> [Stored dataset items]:
-*-
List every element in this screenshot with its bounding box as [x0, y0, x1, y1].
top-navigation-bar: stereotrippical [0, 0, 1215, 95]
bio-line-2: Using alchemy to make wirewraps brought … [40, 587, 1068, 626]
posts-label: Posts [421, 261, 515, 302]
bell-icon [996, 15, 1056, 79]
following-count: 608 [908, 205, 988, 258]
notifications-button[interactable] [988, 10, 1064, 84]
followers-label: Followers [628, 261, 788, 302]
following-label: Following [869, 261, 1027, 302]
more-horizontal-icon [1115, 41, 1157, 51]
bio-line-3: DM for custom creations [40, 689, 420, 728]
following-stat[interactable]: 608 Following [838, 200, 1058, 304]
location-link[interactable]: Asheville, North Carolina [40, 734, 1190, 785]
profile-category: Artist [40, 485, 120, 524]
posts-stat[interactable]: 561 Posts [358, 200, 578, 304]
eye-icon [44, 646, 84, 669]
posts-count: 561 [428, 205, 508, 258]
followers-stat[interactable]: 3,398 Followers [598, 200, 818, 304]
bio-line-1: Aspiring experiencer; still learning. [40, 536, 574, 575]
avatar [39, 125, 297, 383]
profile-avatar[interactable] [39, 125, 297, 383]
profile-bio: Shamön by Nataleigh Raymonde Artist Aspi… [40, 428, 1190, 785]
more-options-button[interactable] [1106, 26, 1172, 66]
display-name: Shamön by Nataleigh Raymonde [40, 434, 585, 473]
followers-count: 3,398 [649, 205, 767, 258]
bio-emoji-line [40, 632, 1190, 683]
-*-
> [What is needed]:
Rewrite all of the data above, putting "Designer" in place of each occurrence of "Artist" and leaving every other character as it is.

> [Task solution]:
List every element in this screenshot with its bounding box as [x0, y0, x1, y1].
top-navigation-bar: stereotrippical [0, 0, 1215, 95]
bio-line-2: Using alchemy to make wirewraps brought … [40, 587, 1068, 626]
posts-label: Posts [421, 261, 515, 302]
bell-icon [996, 15, 1056, 79]
following-count: 608 [908, 205, 988, 258]
notifications-button[interactable] [988, 10, 1064, 84]
followers-label: Followers [628, 261, 788, 302]
following-label: Following [869, 261, 1027, 302]
more-horizontal-icon [1115, 41, 1157, 51]
bio-line-3: DM for custom creations [40, 689, 420, 728]
following-stat[interactable]: 608 Following [838, 200, 1058, 304]
location-link[interactable]: Asheville, North Carolina [40, 734, 1190, 785]
profile-category: Designer [40, 485, 120, 524]
posts-stat[interactable]: 561 Posts [358, 200, 578, 304]
eye-icon [44, 646, 84, 669]
posts-count: 561 [428, 205, 508, 258]
followers-stat[interactable]: 3,398 Followers [598, 200, 818, 304]
bio-line-1: Aspiring experiencer; still learning. [40, 536, 574, 575]
avatar [39, 125, 297, 383]
profile-avatar[interactable] [39, 125, 297, 383]
profile-bio: Shamön by Nataleigh Raymonde Designer Aspi… [40, 428, 1190, 785]
more-options-button[interactable] [1106, 26, 1172, 66]
display-name: Shamön by Nataleigh Raymonde [40, 434, 585, 473]
followers-count: 3,398 [649, 205, 767, 258]
bio-emoji-line [40, 632, 1190, 683]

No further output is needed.